| Brief |
Locate the word "text" in the data below, then copy every line that holds it.

━━ Raw data

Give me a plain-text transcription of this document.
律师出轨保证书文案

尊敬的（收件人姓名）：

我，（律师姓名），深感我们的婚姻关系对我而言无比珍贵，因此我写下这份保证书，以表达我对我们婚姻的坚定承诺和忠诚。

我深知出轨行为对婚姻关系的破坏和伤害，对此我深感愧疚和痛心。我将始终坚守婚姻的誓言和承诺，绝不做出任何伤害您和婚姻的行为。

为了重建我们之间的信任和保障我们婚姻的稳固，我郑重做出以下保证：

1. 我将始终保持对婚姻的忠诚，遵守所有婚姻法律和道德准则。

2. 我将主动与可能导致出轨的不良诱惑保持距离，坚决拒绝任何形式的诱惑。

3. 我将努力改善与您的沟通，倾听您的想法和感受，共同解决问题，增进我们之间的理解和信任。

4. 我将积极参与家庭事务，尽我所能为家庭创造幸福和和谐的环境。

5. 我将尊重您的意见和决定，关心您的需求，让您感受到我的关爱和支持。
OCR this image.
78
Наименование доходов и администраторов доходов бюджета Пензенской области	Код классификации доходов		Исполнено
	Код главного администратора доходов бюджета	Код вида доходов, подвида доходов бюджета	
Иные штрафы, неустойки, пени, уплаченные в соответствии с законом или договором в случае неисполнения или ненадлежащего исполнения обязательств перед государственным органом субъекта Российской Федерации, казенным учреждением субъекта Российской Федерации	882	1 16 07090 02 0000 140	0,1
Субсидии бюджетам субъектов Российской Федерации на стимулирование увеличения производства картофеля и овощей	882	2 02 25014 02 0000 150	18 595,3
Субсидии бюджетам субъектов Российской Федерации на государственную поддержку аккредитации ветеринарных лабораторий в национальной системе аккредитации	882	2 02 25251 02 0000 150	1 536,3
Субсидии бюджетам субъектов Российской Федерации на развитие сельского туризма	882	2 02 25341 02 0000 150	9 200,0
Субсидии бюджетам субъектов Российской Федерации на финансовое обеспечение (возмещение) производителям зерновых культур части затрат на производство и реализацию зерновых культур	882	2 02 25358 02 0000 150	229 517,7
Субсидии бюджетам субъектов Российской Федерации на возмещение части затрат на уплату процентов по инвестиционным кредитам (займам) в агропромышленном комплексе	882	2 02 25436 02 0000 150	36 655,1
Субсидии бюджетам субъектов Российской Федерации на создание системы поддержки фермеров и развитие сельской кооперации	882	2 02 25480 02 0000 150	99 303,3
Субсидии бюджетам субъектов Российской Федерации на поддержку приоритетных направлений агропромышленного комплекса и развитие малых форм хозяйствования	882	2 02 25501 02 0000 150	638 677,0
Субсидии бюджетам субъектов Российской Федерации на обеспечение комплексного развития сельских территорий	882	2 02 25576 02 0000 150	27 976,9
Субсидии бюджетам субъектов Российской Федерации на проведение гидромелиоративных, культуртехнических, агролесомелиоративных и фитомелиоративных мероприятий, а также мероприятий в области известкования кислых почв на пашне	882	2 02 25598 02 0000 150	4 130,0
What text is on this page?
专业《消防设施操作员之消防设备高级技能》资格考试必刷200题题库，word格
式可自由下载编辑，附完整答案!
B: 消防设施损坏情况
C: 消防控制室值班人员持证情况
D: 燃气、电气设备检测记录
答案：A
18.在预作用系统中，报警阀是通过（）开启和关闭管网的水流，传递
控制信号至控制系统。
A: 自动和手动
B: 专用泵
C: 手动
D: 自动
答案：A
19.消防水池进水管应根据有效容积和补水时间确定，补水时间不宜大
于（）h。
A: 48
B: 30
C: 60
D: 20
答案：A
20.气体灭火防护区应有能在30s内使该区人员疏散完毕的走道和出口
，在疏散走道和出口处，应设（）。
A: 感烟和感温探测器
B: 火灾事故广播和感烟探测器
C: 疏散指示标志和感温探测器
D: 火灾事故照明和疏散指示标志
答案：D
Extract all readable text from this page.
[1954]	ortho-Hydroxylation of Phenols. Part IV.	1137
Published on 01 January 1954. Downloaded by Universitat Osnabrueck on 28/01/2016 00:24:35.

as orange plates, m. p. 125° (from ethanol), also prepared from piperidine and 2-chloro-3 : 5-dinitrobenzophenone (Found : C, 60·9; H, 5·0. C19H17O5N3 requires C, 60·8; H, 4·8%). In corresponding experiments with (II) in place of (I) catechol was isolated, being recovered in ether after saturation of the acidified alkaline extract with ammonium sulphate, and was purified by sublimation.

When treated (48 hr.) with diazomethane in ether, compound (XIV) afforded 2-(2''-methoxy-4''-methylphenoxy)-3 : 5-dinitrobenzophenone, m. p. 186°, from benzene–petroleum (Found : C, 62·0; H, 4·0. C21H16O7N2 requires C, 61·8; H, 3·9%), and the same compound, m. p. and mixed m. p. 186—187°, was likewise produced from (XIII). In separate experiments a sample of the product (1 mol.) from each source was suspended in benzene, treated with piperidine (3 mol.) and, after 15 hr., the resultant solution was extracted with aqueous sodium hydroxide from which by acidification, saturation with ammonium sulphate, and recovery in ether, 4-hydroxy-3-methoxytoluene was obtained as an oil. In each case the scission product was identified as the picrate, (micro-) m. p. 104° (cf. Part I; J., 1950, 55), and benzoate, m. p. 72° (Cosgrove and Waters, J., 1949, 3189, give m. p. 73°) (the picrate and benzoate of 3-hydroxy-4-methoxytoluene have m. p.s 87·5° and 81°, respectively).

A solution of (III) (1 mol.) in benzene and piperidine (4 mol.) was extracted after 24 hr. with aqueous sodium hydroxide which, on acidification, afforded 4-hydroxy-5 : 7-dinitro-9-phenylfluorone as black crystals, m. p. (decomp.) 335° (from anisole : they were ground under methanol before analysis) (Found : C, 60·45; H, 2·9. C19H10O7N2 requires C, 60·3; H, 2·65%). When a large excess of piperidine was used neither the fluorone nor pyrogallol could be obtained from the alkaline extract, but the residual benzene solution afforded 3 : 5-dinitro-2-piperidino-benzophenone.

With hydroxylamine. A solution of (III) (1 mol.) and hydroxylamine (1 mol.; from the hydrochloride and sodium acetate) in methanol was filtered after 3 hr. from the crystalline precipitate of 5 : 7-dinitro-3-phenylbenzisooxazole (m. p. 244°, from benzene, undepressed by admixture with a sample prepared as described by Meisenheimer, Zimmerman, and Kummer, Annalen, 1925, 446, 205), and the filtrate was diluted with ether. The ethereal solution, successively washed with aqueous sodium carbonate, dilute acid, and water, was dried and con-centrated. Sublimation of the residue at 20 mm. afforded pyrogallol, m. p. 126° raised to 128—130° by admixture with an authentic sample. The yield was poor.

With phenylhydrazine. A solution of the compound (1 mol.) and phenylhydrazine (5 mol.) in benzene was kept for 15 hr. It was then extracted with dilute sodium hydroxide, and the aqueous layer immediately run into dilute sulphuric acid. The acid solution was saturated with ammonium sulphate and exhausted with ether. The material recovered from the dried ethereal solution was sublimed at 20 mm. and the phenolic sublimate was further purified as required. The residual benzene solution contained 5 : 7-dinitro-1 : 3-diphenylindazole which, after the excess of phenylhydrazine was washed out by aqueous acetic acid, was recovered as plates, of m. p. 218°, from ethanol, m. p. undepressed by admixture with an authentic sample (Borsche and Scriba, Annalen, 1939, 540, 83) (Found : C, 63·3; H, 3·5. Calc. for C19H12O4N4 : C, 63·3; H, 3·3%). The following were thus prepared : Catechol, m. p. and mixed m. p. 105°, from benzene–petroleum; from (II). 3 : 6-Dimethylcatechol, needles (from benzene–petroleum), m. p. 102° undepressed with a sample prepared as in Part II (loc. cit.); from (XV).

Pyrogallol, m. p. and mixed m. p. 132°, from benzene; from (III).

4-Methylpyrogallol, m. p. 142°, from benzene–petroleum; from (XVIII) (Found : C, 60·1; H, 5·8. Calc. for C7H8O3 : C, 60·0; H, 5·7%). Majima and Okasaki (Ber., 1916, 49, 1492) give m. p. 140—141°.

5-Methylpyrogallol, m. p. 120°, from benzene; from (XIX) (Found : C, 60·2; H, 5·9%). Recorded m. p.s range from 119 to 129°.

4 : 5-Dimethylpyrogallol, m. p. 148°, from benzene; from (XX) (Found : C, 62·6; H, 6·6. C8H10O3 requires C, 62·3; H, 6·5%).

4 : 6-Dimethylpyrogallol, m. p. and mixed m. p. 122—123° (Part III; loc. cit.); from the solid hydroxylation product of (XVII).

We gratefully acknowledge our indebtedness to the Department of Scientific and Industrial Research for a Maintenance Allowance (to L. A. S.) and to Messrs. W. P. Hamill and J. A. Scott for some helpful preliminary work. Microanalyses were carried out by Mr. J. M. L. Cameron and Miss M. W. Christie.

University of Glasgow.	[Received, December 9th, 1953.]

━━━━

| Answer to the task |
Give me a plain-text transcription of this document.
What text is on this page?
Extract all readable text from this page.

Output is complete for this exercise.